• Exercise:
Your task is to transcribe the data in full.

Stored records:
— Start —

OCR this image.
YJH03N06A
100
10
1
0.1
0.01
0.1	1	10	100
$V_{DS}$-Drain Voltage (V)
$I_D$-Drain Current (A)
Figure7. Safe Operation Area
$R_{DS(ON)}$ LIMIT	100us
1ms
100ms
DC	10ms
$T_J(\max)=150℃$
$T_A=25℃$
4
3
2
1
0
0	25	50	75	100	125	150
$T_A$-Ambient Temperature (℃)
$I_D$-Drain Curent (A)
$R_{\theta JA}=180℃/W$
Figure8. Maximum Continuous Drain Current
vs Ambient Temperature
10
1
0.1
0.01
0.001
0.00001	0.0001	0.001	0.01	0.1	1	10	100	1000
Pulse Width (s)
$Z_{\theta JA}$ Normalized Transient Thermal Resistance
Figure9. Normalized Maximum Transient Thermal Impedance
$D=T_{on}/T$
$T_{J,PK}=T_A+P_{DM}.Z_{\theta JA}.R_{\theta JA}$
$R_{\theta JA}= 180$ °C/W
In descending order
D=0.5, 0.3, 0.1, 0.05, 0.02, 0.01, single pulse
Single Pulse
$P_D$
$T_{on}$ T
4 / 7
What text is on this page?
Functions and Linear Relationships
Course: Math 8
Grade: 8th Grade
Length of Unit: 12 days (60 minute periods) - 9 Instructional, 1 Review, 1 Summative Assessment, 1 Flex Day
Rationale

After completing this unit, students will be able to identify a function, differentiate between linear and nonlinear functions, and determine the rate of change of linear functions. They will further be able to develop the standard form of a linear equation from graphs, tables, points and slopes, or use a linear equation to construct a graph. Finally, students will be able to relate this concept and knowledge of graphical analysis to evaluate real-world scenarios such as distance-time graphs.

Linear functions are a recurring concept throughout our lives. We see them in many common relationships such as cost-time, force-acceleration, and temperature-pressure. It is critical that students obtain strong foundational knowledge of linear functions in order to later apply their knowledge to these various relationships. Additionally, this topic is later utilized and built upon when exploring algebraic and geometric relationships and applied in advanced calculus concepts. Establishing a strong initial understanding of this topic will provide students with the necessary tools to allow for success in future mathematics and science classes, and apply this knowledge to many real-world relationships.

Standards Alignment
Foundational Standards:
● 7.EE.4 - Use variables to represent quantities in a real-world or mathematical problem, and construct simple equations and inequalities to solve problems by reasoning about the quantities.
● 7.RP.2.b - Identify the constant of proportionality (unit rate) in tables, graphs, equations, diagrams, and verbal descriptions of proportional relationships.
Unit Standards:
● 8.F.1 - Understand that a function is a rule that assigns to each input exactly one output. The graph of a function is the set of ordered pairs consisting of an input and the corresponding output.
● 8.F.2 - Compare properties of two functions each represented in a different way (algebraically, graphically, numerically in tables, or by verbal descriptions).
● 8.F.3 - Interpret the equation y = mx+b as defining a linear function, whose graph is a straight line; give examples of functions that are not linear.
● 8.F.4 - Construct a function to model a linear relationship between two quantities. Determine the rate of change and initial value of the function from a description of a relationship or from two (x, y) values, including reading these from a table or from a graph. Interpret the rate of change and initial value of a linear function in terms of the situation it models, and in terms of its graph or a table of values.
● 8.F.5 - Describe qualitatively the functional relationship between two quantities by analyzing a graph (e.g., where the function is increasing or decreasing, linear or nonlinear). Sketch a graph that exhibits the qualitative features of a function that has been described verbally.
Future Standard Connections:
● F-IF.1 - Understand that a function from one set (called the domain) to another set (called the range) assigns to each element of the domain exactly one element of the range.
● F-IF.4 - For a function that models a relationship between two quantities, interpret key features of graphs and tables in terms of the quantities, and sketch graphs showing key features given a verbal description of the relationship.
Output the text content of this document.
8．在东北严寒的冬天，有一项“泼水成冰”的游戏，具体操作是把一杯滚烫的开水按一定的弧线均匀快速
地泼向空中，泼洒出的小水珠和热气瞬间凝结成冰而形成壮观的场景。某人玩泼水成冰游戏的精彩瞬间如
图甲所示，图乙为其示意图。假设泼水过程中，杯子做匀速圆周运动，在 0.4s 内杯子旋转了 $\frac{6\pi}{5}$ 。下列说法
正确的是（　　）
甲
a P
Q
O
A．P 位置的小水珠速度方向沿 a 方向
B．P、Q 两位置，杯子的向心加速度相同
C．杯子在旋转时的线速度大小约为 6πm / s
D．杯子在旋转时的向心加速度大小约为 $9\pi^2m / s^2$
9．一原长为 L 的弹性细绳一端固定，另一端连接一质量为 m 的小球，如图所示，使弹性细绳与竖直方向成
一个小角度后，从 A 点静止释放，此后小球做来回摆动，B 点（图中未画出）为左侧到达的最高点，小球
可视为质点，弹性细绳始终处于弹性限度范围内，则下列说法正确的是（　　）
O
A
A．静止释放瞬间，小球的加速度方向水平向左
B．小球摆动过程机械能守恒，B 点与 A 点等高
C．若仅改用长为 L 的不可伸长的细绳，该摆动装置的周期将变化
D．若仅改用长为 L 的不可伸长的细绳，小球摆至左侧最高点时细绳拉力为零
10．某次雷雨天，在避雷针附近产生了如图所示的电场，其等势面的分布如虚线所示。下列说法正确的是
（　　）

— End —

• Reply to the exercise:
OCR this image.
YJH03N06A
100
10
1
0.1
0.01
0.1	1	10	100
$V_{DS}$-Drain Voltage (V)
$I_D$-Drain Current (A)
Figure7. Safe Operation Area
$R_{DS(ON)}$ LIMIT	100us
1ms
100ms
DC	10ms
$T_J(\max)=150℃$
$T_A=25℃$
4
3
2
1
0
0	25	50	75	100	125	150
$T_A$-Ambient Temperature (℃)
$I_D$-Drain Curent (A)
$R_{\theta JA}=180℃/W$
Figure8. Maximum Continuous Drain Current
vs Ambient Temperature
10
1
0.1
0.01
0.001
0.00001	0.0001	0.001	0.01	0.1	1	10	100	1000
Pulse Width (s)
$Z_{\theta JA}$ Normalized Transient Thermal Resistance
Figure9. Normalized Maximum Transient Thermal Impedance
$D=T_{on}/T$
$T_{J,PK}=T_A+P_{DM}.Z_{\theta JA}.R_{\theta JA}$
$R_{\theta JA}= 180$ °C/W
In descending order
D=0.5, 0.3, 0.1, 0.05, 0.02, 0.01, single pulse
Single Pulse
$P_D$
$T_{on}$ T
4 / 7
What text is on this page?
Functions and Linear Relationships
Course: Math 8
Grade: 8th Grade
Length of Unit: 12 days (60 minute periods) - 9 Instructional, 1 Review, 1 Summative Assessment, 1 Flex Day
Rationale

After completing this unit, students will be able to identify a function, differentiate between linear and nonlinear functions, and determine the rate of change of linear functions. They will further be able to develop the standard form of a linear equation from graphs, tables, points and slopes, or use a linear equation to construct a graph. Finally, students will be able to relate this concept and knowledge of graphical analysis to evaluate real-world scenarios such as distance-time graphs.

Linear functions are a recurring concept throughout our lives. We see them in many common relationships such as cost-time, force-acceleration, and temperature-pressure. It is critical that students obtain strong foundational knowledge of linear functions in order to later apply their knowledge to these various relationships. Additionally, this topic is later utilized and built upon when exploring algebraic and geometric relationships and applied in advanced calculus concepts. Establishing a strong initial understanding of this topic will provide students with the necessary tools to allow for success in future mathematics and science classes, and apply this knowledge to many real-world relationships.

Standards Alignment
Foundational Standards:
● 7.EE.4 - Use variables to represent quantities in a real-world or mathematical problem, and construct simple equations and inequalities to solve problems by reasoning about the quantities.
● 7.RP.2.b - Identify the constant of proportionality (unit rate) in tables, graphs, equations, diagrams, and verbal descriptions of proportional relationships.
Unit Standards:
● 8.F.1 - Understand that a function is a rule that assigns to each input exactly one output. The graph of a function is the set of ordered pairs consisting of an input and the corresponding output.
● 8.F.2 - Compare properties of two functions each represented in a different way (algebraically, graphically, numerically in tables, or by verbal descriptions).
● 8.F.3 - Interpret the equation y = mx+b as defining a linear function, whose graph is a straight line; give examples of functions that are not linear.
● 8.F.4 - Construct a function to model a linear relationship between two quantities. Determine the rate of change and initial value of the function from a description of a relationship or from two (x, y) values, including reading these from a table or from a graph. Interpret the rate of change and initial value of a linear function in terms of the situation it models, and in terms of its graph or a table of values.
● 8.F.5 - Describe qualitatively the functional relationship between two quantities by analyzing a graph (e.g., where the function is increasing or decreasing, linear or nonlinear). Sketch a graph that exhibits the qualitative features of a function that has been described verbally.
Future Standard Connections:
● F-IF.1 - Understand that a function from one set (called the domain) to another set (called the range) assigns to each element of the domain exactly one element of the range.
● F-IF.4 - For a function that models a relationship between two quantities, interpret key features of graphs and tables in terms of the quantities, and sketch graphs showing key features given a verbal description of the relationship.
Output the text content of this document.
8．在东北严寒的冬天，有一项“泼水成冰”的游戏，具体操作是把一杯滚烫的开水按一定的弧线均匀快速
地泼向空中，泼洒出的小水珠和热气瞬间凝结成冰而形成壮观的场景。某人玩泼水成冰游戏的精彩瞬间如
图甲所示，图乙为其示意图。假设泼水过程中，杯子做匀速圆周运动，在 0.4s 内杯子旋转了 $\frac{6\pi}{5}$ 。下列说法
正确的是（　　）
甲
a P
Q
O
A．P 位置的小水珠速度方向沿 a 方向
B．P、Q 两位置，杯子的向心加速度相同
C．杯子在旋转时的线速度大小约为 6πm / s
D．杯子在旋转时的向心加速度大小约为 $9\pi^2m / s^2$
9．一原长为 L 的弹性细绳一端固定，另一端连接一质量为 m 的小球，如图所示，使弹性细绳与竖直方向成
一个小角度后，从 A 点静止释放，此后小球做来回摆动，B 点（图中未画出）为左侧到达的最高点，小球
可视为质点，弹性细绳始终处于弹性限度范围内，则下列说法正确的是（　　）
O
A
A．静止释放瞬间，小球的加速度方向水平向左
B．小球摆动过程机械能守恒，B 点与 A 点等高
C．若仅改用长为 L 的不可伸长的细绳，该摆动装置的周期将变化
D．若仅改用长为 L 的不可伸长的细绳，小球摆至左侧最高点时细绳拉力为零
10．某次雷雨天，在避雷针附近产生了如图所示的电场，其等势面的分布如虚线所示。下列说法正确的是
（　　）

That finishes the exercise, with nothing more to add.